- TASK GOAL:
In the data below, update everything from the line containing "cell-job[interactable]: 2 —" down to the line containing "cell-height[interactable]: 70 —" by changing "TRUE" to "FALSE". Leave all else unchanged, and give back only those lines.

:: SUPPLIED MATERIAL

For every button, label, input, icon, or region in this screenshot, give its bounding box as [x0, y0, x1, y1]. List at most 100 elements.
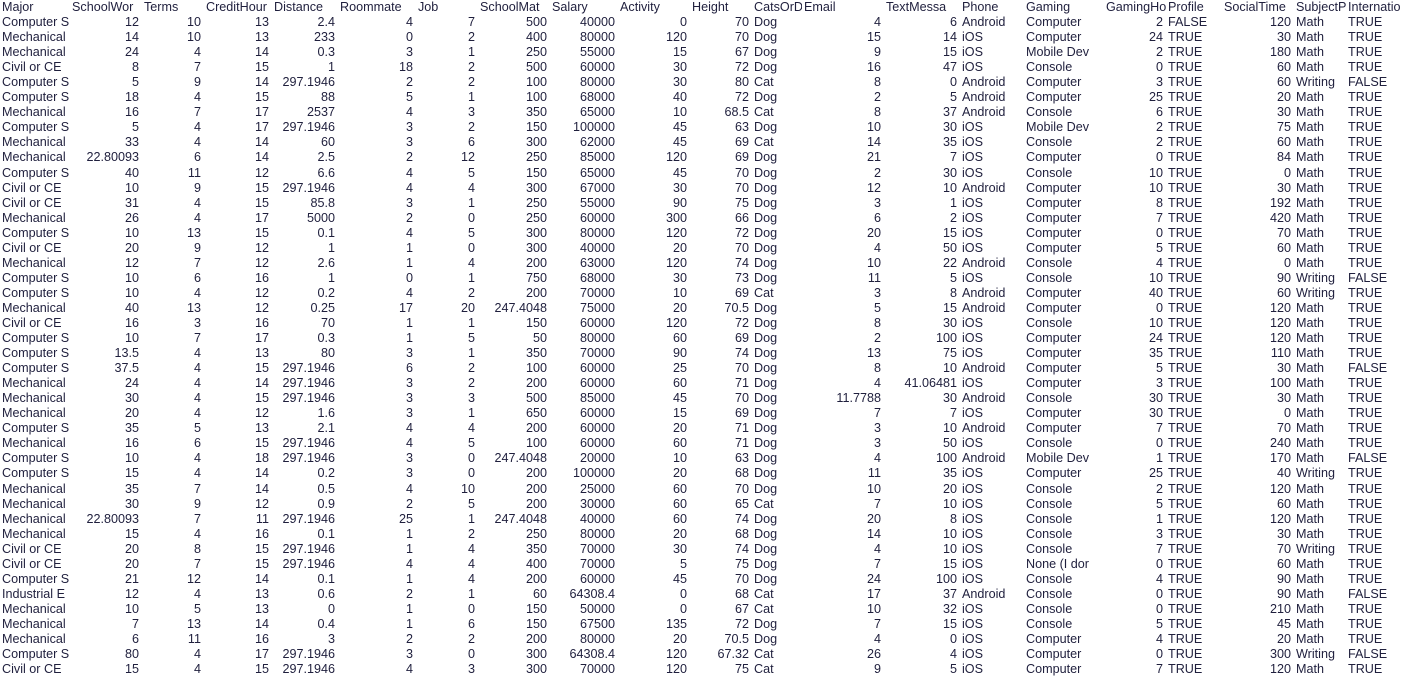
cell-job[interactable]: 2 — [416, 527, 478, 542]
cell-major[interactable]: Computer S — [0, 647, 70, 662]
cell-distance[interactable]: 2.6 — [272, 256, 338, 271]
cell-job[interactable]: 4 — [416, 557, 478, 572]
cell-job[interactable]: 1 — [416, 271, 478, 286]
cell-textmessage[interactable]: 10 — [884, 542, 960, 557]
cell-salary[interactable]: 40000 — [550, 512, 618, 527]
cell-profile[interactable]: TRUE — [1166, 135, 1222, 150]
cell-schoolwork[interactable]: 31 — [70, 196, 142, 211]
cell-gaming[interactable]: Computer — [1024, 211, 1104, 226]
cell-height[interactable]: 70 — [690, 181, 752, 196]
cell-height[interactable]: 68 — [690, 466, 752, 481]
cell-email[interactable]: 4 — [802, 542, 884, 557]
cell-phone[interactable]: Android — [960, 256, 1024, 271]
cell-schoolwork[interactable]: 10 — [70, 271, 142, 286]
cell-job[interactable]: 5 — [416, 226, 478, 241]
cell-schoolmate[interactable]: 200 — [478, 572, 550, 587]
cell-gaminghours[interactable]: 3 — [1104, 75, 1166, 90]
cell-catsordog[interactable]: Dog — [752, 451, 802, 466]
cell-email[interactable]: 4 — [802, 376, 884, 391]
cell-gaming[interactable]: Console — [1024, 271, 1104, 286]
cell-gaminghours[interactable]: 7 — [1104, 542, 1166, 557]
cell-subjectpref[interactable]: Math — [1294, 30, 1346, 45]
cell-major[interactable]: Computer S — [0, 466, 70, 481]
cell-terms[interactable]: 4 — [142, 587, 204, 602]
cell-schoolmate[interactable]: 200 — [478, 482, 550, 497]
cell-roommate[interactable]: 2 — [338, 587, 416, 602]
cell-gaminghours[interactable]: 0 — [1104, 587, 1166, 602]
cell-phone[interactable]: iOS — [960, 271, 1024, 286]
cell-profile[interactable]: TRUE — [1166, 241, 1222, 256]
cell-catsordog[interactable]: Dog — [752, 241, 802, 256]
cell-major[interactable]: Civil or CE — [0, 316, 70, 331]
cell-gaming[interactable]: Mobile Dev — [1024, 45, 1104, 60]
cell-schoolmate[interactable]: 200 — [478, 497, 550, 512]
cell-textmessage[interactable]: 5 — [884, 662, 960, 677]
cell-subjectpref[interactable]: Math — [1294, 587, 1346, 602]
cell-major[interactable]: Computer S — [0, 166, 70, 181]
cell-subjectpref[interactable]: Math — [1294, 632, 1346, 647]
cell-socialtime[interactable]: 60 — [1222, 497, 1294, 512]
cell-gaminghours[interactable]: 6 — [1104, 105, 1166, 120]
column-header-schoolmate[interactable]: SchoolMat — [478, 0, 550, 15]
cell-schoolmate[interactable]: 250 — [478, 211, 550, 226]
cell-gaming[interactable]: Console — [1024, 527, 1104, 542]
cell-gaming[interactable]: Computer — [1024, 331, 1104, 346]
cell-height[interactable]: 72 — [690, 226, 752, 241]
cell-textmessage[interactable]: 50 — [884, 436, 960, 451]
cell-textmessage[interactable]: 2 — [884, 211, 960, 226]
cell-email[interactable]: 26 — [802, 647, 884, 662]
cell-profile[interactable]: TRUE — [1166, 662, 1222, 677]
cell-profile[interactable]: TRUE — [1166, 286, 1222, 301]
cell-salary[interactable]: 20000 — [550, 451, 618, 466]
cell-schoolwork[interactable]: 40 — [70, 166, 142, 181]
cell-schoolmate[interactable]: 400 — [478, 557, 550, 572]
cell-textmessage[interactable]: 35 — [884, 135, 960, 150]
cell-salary[interactable]: 68000 — [550, 90, 618, 105]
cell-gaming[interactable]: Console — [1024, 105, 1104, 120]
cell-textmessage[interactable]: 10 — [884, 181, 960, 196]
cell-profile[interactable]: TRUE — [1166, 361, 1222, 376]
cell-email[interactable]: 10 — [802, 256, 884, 271]
cell-textmessage[interactable]: 50 — [884, 241, 960, 256]
cell-textmessage[interactable]: 15 — [884, 226, 960, 241]
cell-phone[interactable]: Android — [960, 361, 1024, 376]
cell-schoolwork[interactable]: 16 — [70, 105, 142, 120]
cell-international[interactable]: TRUE — [1346, 512, 1401, 527]
cell-terms[interactable]: 4 — [142, 376, 204, 391]
cell-email[interactable]: 5 — [802, 301, 884, 316]
cell-major[interactable]: Computer S — [0, 271, 70, 286]
cell-distance[interactable]: 297.1946 — [272, 512, 338, 527]
table-row[interactable]: Mechanical 22.80093 7 11 297.1946 25 1 247.4048… — [0, 512, 1401, 527]
cell-roommate[interactable]: 2 — [338, 75, 416, 90]
cell-roommate[interactable]: 4 — [338, 226, 416, 241]
cell-distance[interactable]: 297.1946 — [272, 557, 338, 572]
cell-schoolwork[interactable]: 10 — [70, 331, 142, 346]
cell-profile[interactable]: TRUE — [1166, 542, 1222, 557]
cell-subjectpref[interactable]: Math — [1294, 241, 1346, 256]
table-row[interactable]: Mechanical 7 13 14 0.4 1 6 150 67500 135 72 Dog 7 15 i… — [0, 617, 1401, 632]
table-row[interactable]: Mechanical 14 10 13 233 0 2 400 80000 120 70 Dog 15 1… — [0, 30, 1401, 45]
cell-credithour[interactable]: 15 — [204, 361, 272, 376]
cell-subjectpref[interactable]: Math — [1294, 196, 1346, 211]
cell-phone[interactable]: iOS — [960, 30, 1024, 45]
cell-job[interactable]: 5 — [416, 497, 478, 512]
cell-salary[interactable]: 55000 — [550, 196, 618, 211]
cell-schoolwork[interactable]: 10 — [70, 451, 142, 466]
cell-subjectpref[interactable]: Math — [1294, 421, 1346, 436]
cell-socialtime[interactable]: 300 — [1222, 647, 1294, 662]
cell-catsordog[interactable]: Cat — [752, 587, 802, 602]
cell-terms[interactable]: 5 — [142, 421, 204, 436]
cell-phone[interactable]: iOS — [960, 120, 1024, 135]
cell-distance[interactable]: 297.1946 — [272, 75, 338, 90]
cell-roommate[interactable]: 4 — [338, 15, 416, 30]
cell-schoolwork[interactable]: 24 — [70, 376, 142, 391]
cell-schoolmate[interactable]: 400 — [478, 30, 550, 45]
cell-activity[interactable]: 45 — [618, 135, 690, 150]
cell-gaminghours[interactable]: 30 — [1104, 406, 1166, 421]
cell-subjectpref[interactable]: Math — [1294, 316, 1346, 331]
table-row[interactable]: Computer S 35 5 13 2.1 4 4 200 60000 20 71 Dog 3 10 An… — [0, 421, 1401, 436]
cell-activity[interactable]: 120 — [618, 150, 690, 165]
cell-distance[interactable]: 60 — [272, 135, 338, 150]
cell-gaminghours[interactable]: 2 — [1104, 135, 1166, 150]
cell-schoolmate[interactable]: 350 — [478, 346, 550, 361]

::::

- TASK SOLUTION:
cell-job[interactable]: 2 — [416, 527, 478, 542]
cell-major[interactable]: Computer S — [0, 647, 70, 662]
cell-distance[interactable]: 2.6 — [272, 256, 338, 271]
cell-job[interactable]: 4 — [416, 557, 478, 572]
cell-job[interactable]: 1 — [416, 271, 478, 286]
cell-textmessage[interactable]: 10 — [884, 542, 960, 557]
cell-salary[interactable]: 40000 — [550, 512, 618, 527]
cell-profile[interactable]: FALSE — [1166, 135, 1222, 150]
cell-schoolwork[interactable]: 31 — [70, 196, 142, 211]
cell-gaming[interactable]: Computer — [1024, 211, 1104, 226]
cell-height[interactable]: 70 — [690, 181, 752, 196]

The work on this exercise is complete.